**Aim**
Gather all lines in the entries below that include the word "First".

+ + + + + + +

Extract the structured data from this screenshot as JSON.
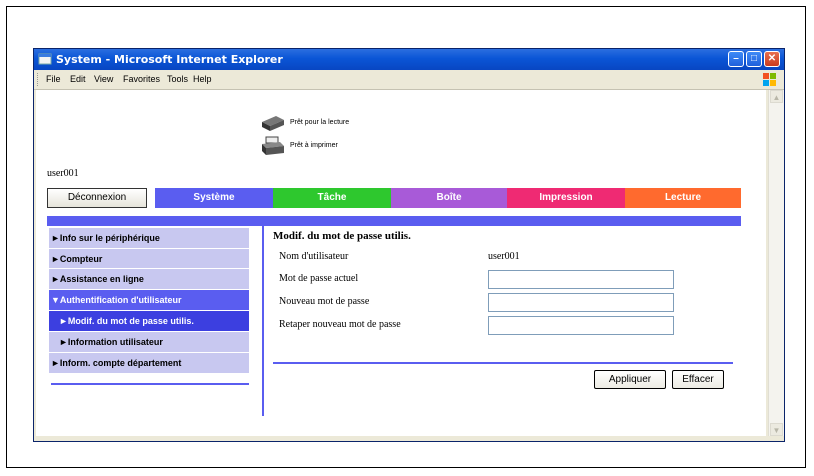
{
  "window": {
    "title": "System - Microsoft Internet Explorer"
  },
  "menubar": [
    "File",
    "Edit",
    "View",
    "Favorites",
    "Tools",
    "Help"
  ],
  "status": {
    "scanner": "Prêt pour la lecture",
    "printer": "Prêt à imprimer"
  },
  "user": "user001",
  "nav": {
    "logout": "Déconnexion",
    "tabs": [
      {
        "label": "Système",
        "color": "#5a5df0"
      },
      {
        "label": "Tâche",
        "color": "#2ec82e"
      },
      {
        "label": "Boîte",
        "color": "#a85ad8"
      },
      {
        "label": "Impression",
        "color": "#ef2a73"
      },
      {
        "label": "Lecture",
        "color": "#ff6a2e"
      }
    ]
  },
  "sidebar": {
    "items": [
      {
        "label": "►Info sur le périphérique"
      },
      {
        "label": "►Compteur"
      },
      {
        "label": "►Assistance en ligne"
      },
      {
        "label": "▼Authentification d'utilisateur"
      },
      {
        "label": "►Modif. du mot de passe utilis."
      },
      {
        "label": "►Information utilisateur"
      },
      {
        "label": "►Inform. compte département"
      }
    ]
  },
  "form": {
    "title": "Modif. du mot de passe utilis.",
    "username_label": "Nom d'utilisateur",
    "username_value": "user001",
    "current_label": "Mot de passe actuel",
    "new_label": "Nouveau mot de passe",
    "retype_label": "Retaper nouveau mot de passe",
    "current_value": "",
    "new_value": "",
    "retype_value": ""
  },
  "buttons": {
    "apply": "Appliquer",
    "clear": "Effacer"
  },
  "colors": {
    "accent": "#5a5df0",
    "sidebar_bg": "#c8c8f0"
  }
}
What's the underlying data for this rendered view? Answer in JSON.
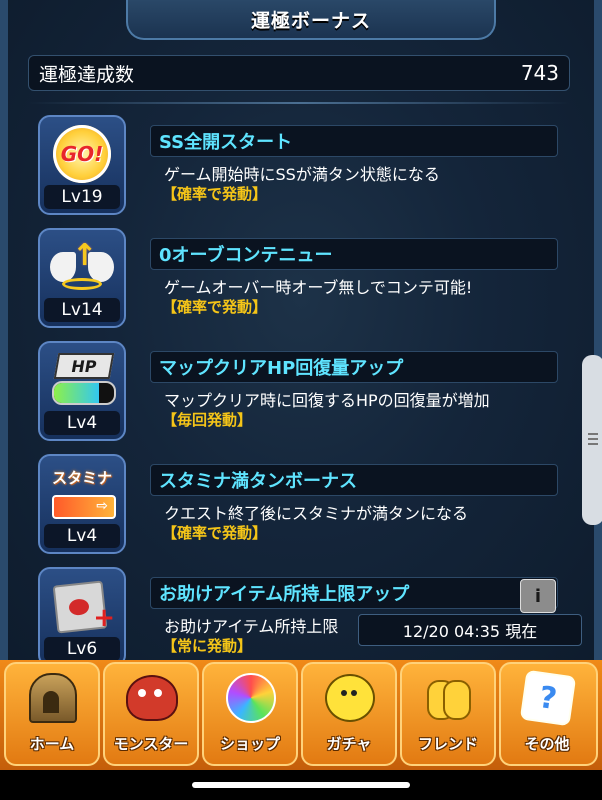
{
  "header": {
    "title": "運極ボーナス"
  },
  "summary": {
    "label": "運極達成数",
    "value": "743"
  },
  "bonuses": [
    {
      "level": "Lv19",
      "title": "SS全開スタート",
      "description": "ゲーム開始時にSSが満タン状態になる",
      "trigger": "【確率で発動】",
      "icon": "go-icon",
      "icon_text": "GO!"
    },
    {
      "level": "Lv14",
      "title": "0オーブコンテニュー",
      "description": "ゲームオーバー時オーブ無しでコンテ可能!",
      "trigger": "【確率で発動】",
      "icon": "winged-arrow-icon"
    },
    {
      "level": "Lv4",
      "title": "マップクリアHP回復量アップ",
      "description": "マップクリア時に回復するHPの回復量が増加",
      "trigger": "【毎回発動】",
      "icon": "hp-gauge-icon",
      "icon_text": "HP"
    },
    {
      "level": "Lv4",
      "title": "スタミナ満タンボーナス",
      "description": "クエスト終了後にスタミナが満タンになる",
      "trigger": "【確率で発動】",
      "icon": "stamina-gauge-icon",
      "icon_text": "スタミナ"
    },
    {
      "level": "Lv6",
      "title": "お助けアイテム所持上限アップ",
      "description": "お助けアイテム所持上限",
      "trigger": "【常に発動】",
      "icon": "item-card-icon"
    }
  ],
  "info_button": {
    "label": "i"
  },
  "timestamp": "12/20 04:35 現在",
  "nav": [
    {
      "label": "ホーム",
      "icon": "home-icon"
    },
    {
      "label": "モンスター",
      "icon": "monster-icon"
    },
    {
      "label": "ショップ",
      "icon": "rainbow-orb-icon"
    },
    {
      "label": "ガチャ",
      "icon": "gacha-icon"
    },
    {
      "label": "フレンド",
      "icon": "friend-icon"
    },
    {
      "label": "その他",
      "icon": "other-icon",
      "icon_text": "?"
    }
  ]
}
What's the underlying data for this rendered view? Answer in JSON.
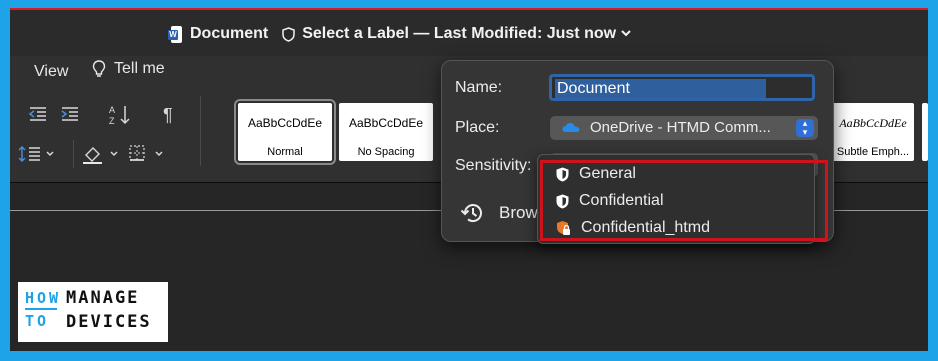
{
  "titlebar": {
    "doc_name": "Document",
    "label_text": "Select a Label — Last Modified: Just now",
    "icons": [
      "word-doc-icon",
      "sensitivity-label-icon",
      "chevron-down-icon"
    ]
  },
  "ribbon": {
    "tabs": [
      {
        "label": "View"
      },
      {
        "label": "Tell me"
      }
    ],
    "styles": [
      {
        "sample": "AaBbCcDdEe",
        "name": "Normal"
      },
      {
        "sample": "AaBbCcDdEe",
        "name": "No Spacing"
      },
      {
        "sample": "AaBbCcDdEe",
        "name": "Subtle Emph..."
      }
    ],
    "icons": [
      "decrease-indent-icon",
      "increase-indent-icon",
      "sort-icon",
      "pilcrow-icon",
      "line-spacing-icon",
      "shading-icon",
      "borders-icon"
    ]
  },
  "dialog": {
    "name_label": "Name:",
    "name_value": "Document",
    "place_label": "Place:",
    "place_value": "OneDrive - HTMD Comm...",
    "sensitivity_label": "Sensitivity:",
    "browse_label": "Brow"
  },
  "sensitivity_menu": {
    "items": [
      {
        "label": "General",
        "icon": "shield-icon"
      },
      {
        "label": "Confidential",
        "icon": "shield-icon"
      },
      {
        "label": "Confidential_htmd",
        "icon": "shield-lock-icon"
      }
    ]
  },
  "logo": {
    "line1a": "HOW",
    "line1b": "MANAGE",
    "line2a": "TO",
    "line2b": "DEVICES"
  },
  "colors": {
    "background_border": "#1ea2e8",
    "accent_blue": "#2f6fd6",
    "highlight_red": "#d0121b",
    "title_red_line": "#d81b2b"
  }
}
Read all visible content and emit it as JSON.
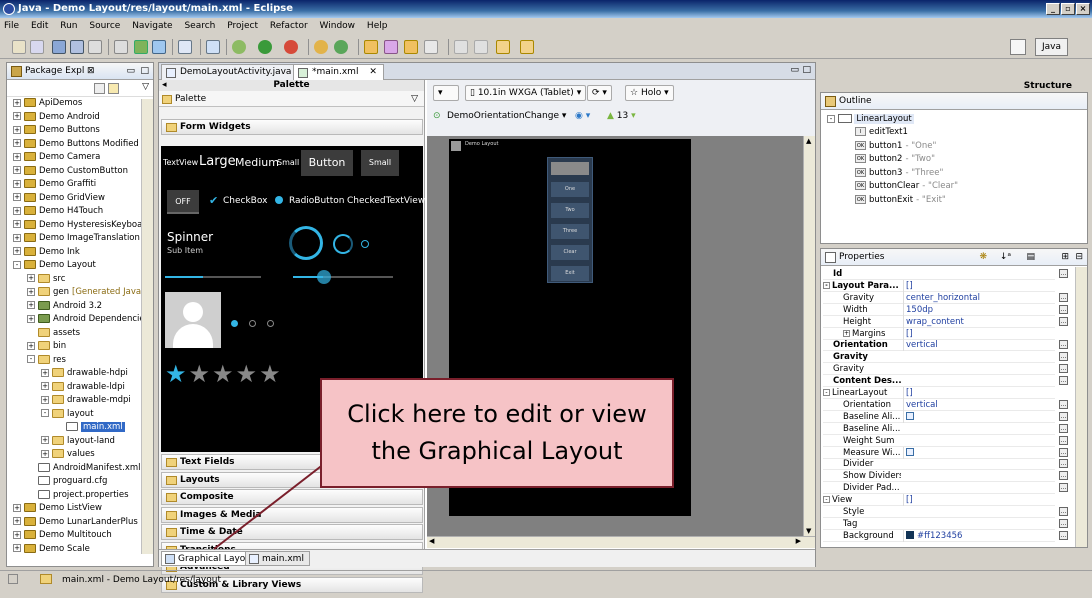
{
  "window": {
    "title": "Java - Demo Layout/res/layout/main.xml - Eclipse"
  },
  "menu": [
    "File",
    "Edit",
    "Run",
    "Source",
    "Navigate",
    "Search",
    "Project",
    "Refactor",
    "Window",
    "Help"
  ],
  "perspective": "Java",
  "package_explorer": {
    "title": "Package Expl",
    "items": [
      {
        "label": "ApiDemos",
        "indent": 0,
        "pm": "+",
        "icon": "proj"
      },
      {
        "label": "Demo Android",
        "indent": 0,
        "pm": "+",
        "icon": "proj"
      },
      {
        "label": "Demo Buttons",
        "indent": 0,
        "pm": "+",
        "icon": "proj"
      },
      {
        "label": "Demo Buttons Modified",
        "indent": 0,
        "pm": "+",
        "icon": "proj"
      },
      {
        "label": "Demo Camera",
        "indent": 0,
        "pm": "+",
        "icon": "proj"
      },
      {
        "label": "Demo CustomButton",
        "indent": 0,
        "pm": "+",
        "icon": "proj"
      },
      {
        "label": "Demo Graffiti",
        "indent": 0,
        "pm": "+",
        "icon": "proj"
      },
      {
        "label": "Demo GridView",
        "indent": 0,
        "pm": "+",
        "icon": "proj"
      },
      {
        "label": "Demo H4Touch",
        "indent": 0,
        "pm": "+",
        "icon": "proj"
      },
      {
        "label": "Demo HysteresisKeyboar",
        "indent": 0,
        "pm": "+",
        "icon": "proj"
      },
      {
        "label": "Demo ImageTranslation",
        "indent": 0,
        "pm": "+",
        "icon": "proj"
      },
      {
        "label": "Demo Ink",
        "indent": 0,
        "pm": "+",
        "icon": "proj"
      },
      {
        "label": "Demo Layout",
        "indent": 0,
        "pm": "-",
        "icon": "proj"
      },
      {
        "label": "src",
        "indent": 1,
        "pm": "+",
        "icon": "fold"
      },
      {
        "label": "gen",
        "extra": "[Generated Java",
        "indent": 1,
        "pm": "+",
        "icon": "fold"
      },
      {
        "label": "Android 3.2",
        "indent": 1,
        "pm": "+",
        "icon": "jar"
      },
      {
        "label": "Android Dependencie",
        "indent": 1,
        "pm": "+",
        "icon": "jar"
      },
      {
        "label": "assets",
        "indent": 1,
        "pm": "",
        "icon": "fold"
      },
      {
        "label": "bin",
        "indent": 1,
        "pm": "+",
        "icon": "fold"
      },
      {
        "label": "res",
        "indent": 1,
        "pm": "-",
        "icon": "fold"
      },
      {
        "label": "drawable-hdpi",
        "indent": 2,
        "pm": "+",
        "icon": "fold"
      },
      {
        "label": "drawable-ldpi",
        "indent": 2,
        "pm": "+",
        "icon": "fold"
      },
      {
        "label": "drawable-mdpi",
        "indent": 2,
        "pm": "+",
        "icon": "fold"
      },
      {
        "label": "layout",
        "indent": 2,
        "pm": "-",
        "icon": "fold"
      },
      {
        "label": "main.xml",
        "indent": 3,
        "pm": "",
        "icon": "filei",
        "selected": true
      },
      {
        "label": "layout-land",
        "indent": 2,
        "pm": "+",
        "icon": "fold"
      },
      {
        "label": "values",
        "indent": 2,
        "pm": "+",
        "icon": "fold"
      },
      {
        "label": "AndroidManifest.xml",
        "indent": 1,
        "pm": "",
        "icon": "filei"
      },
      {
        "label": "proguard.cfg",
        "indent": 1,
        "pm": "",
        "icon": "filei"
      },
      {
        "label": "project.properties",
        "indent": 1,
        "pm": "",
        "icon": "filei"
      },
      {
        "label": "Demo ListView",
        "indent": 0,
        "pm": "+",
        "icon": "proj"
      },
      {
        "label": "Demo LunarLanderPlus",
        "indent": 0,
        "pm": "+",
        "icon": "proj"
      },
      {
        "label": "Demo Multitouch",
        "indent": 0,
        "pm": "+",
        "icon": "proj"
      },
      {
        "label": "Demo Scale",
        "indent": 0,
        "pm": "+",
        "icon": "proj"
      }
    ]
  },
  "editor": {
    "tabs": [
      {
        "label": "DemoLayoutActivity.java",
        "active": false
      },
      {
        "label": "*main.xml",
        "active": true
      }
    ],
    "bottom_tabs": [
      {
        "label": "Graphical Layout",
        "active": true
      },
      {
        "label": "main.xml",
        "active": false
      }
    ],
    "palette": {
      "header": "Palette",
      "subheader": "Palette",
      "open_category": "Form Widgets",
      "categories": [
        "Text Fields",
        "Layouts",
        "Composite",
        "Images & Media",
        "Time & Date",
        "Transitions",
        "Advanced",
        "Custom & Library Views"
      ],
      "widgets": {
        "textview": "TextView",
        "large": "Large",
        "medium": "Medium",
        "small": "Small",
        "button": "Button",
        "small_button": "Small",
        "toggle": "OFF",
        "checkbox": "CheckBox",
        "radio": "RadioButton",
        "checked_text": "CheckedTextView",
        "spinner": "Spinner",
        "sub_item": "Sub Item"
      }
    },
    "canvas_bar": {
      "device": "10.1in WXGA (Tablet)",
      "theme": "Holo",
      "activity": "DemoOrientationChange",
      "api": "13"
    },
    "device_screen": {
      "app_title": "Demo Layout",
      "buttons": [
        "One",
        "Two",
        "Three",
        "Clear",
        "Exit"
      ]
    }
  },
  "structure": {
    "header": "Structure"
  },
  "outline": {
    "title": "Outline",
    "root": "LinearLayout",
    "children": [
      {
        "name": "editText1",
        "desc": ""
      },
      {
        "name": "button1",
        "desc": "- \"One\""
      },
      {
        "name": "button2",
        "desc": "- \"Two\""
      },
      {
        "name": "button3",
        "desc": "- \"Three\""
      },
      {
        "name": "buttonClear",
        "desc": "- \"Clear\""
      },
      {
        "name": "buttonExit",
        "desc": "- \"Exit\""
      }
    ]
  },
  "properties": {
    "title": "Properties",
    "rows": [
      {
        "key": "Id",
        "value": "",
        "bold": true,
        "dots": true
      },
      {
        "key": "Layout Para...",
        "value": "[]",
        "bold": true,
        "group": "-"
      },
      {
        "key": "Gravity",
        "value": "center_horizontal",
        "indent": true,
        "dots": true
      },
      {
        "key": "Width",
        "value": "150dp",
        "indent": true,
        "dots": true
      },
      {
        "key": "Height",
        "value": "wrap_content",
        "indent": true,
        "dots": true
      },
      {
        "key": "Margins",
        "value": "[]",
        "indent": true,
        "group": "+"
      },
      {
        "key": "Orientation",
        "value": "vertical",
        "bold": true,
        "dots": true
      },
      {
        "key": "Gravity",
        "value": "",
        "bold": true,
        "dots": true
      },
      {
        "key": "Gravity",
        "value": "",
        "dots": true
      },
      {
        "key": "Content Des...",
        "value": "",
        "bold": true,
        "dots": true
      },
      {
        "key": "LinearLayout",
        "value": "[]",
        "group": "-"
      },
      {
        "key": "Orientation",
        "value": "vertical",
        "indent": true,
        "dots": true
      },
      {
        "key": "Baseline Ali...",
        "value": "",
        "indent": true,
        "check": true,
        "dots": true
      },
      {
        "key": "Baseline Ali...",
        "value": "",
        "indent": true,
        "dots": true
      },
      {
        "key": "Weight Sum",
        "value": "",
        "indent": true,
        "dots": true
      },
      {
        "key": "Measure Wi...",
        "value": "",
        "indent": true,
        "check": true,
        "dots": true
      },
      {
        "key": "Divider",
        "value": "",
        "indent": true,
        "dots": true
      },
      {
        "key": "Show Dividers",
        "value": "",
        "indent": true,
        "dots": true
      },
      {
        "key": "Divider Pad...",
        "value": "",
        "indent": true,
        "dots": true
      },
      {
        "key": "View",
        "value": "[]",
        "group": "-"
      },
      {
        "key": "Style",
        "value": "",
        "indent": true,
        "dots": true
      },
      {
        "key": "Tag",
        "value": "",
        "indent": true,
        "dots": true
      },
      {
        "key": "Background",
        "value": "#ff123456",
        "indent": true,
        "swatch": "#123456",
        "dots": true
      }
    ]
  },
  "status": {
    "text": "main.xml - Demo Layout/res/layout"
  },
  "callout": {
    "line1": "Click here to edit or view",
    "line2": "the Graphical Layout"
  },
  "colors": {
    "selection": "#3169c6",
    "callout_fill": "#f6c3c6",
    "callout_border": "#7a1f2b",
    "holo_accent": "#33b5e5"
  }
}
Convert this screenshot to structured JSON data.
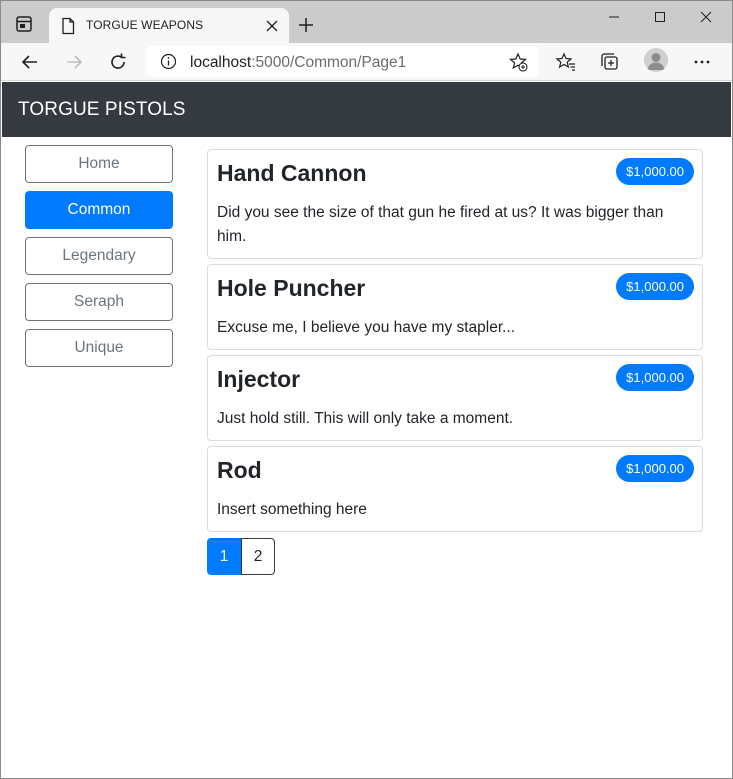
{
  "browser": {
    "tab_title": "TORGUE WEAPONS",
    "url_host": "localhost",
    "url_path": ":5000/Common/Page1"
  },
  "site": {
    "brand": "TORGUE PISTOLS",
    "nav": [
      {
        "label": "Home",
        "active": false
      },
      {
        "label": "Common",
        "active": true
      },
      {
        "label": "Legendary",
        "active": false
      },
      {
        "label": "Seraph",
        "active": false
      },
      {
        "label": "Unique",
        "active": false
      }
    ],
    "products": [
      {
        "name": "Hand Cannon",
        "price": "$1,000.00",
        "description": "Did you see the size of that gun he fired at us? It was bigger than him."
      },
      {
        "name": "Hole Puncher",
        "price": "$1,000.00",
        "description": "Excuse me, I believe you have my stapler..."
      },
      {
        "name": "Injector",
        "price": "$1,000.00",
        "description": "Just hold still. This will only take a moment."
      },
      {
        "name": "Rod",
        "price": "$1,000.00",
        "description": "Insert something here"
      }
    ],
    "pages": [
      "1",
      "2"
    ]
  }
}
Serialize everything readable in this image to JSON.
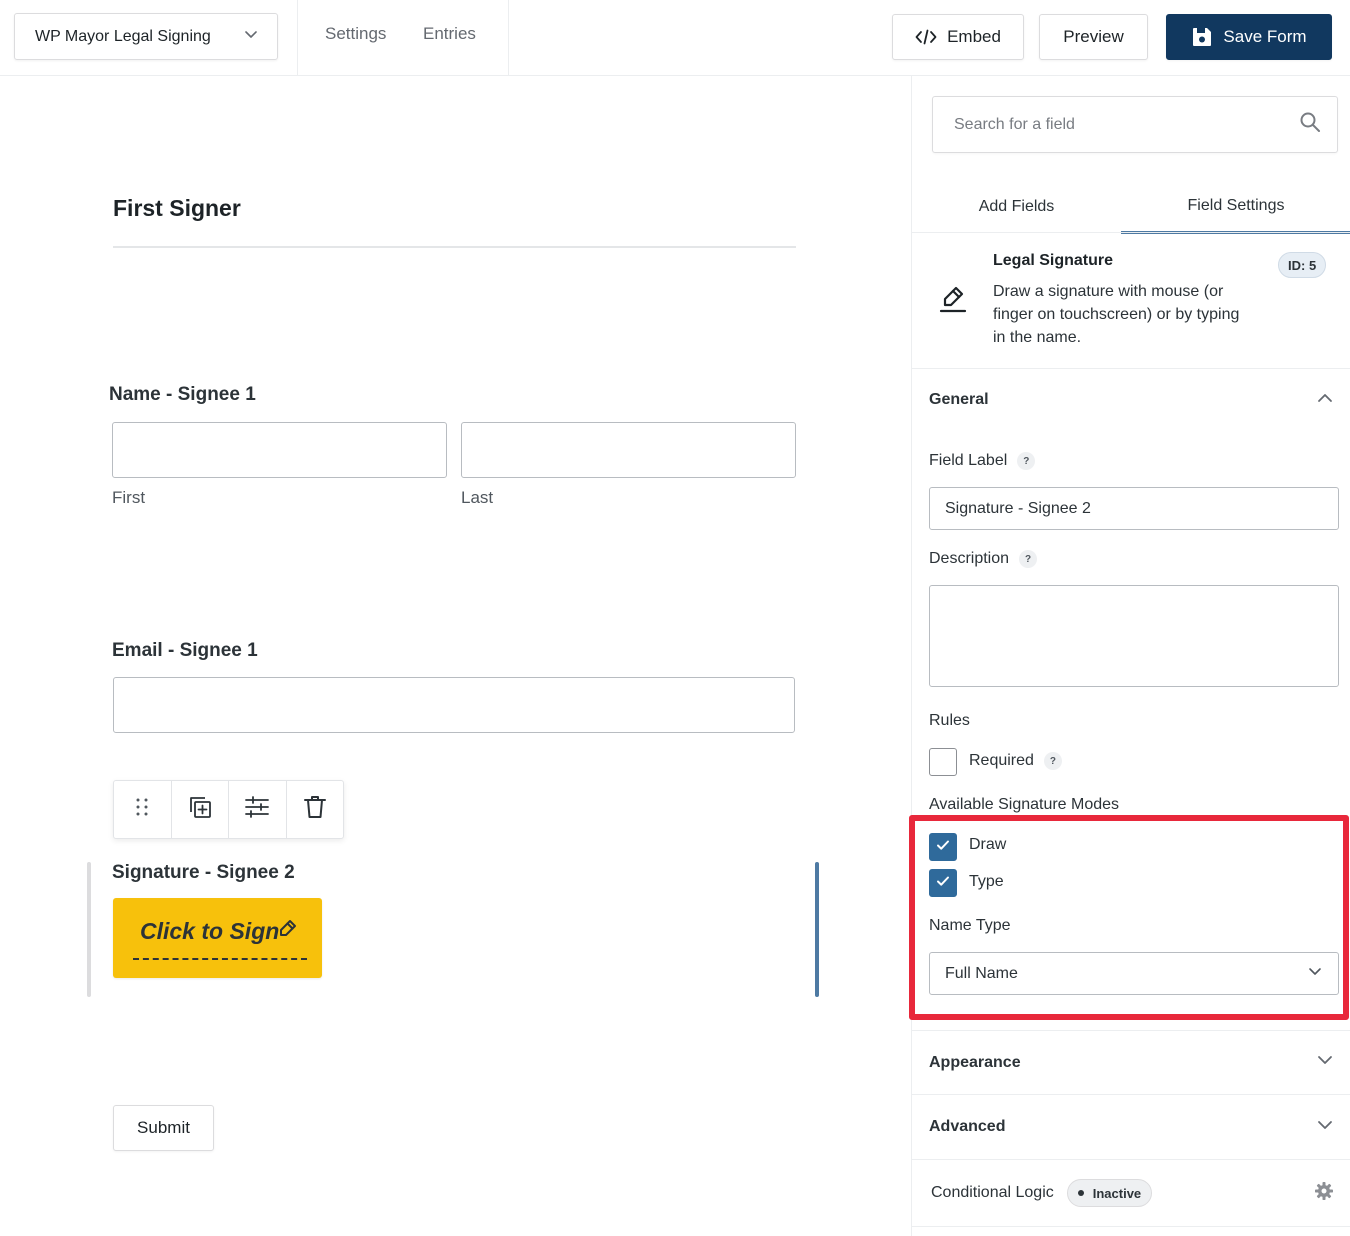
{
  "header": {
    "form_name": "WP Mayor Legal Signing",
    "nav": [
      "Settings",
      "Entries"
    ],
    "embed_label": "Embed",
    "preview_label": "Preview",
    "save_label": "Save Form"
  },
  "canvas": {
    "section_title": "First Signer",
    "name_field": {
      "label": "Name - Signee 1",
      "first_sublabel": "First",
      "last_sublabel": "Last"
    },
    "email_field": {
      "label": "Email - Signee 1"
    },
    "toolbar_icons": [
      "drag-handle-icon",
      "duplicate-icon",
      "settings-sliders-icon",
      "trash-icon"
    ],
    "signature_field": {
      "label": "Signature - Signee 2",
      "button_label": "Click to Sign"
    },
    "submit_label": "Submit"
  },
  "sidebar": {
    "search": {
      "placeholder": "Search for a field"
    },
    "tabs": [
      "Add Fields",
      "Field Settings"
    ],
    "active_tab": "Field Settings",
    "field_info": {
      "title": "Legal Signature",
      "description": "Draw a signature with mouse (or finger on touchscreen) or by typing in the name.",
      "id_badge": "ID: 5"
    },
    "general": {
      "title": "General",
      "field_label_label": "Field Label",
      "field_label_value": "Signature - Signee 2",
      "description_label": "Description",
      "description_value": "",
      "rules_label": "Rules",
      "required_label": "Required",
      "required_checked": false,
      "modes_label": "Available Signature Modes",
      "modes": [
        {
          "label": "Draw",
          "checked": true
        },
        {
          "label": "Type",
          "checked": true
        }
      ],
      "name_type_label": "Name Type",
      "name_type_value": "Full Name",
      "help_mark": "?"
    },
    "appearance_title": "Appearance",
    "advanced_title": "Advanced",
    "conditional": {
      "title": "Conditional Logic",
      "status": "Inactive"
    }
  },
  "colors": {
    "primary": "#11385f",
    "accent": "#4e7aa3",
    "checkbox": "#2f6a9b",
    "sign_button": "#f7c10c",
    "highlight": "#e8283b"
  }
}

+ + + + + + +

**Task solution**
    "section_title": "First Signer",
      "first_sublabel": "First",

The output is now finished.